THE DATA:

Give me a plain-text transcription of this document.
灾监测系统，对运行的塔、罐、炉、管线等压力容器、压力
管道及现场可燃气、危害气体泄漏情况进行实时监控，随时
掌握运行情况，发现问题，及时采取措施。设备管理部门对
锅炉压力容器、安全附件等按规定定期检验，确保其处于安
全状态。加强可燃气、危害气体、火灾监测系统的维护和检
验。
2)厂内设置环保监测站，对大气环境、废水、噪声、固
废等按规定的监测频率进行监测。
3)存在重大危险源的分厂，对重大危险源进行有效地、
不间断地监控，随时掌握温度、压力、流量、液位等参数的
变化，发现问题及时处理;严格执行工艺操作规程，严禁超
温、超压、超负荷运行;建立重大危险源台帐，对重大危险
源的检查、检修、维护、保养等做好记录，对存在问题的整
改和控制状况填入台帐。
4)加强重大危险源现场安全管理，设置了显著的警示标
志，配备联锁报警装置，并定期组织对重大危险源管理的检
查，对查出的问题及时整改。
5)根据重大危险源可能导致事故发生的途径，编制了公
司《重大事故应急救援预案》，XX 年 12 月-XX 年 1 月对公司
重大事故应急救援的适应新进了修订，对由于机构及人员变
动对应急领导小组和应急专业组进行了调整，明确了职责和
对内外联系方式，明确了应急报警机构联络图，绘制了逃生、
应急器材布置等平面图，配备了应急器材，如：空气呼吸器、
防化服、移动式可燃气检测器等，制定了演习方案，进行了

WHAT IS EXPECTED:
Everything in the listing above should be restated exactly.

RESPONSE BELOW:
Give me a plain-text transcription of this document.
灾监测系统，对运行的塔、罐、炉、管线等压力容器、压力
管道及现场可燃气、危害气体泄漏情况进行实时监控，随时
掌握运行情况，发现问题，及时采取措施。设备管理部门对
锅炉压力容器、安全附件等按规定定期检验，确保其处于安
全状态。加强可燃气、危害气体、火灾监测系统的维护和检
验。
2)厂内设置环保监测站，对大气环境、废水、噪声、固
废等按规定的监测频率进行监测。
3)存在重大危险源的分厂，对重大危险源进行有效地、
不间断地监控，随时掌握温度、压力、流量、液位等参数的
变化，发现问题及时处理;严格执行工艺操作规程，严禁超
温、超压、超负荷运行;建立重大危险源台帐，对重大危险
源的检查、检修、维护、保养等做好记录，对存在问题的整
改和控制状况填入台帐。
4)加强重大危险源现场安全管理，设置了显著的警示标
志，配备联锁报警装置，并定期组织对重大危险源管理的检
查，对查出的问题及时整改。
5)根据重大危险源可能导致事故发生的途径，编制了公
司《重大事故应急救援预案》，XX 年 12 月-XX 年 1 月对公司
重大事故应急救援的适应新进了修订，对由于机构及人员变
动对应急领导小组和应急专业组进行了调整，明确了职责和
对内外联系方式，明确了应急报警机构联络图，绘制了逃生、
应急器材布置等平面图，配备了应急器材，如：空气呼吸器、
防化服、移动式可燃气检测器等，制定了演习方案，进行了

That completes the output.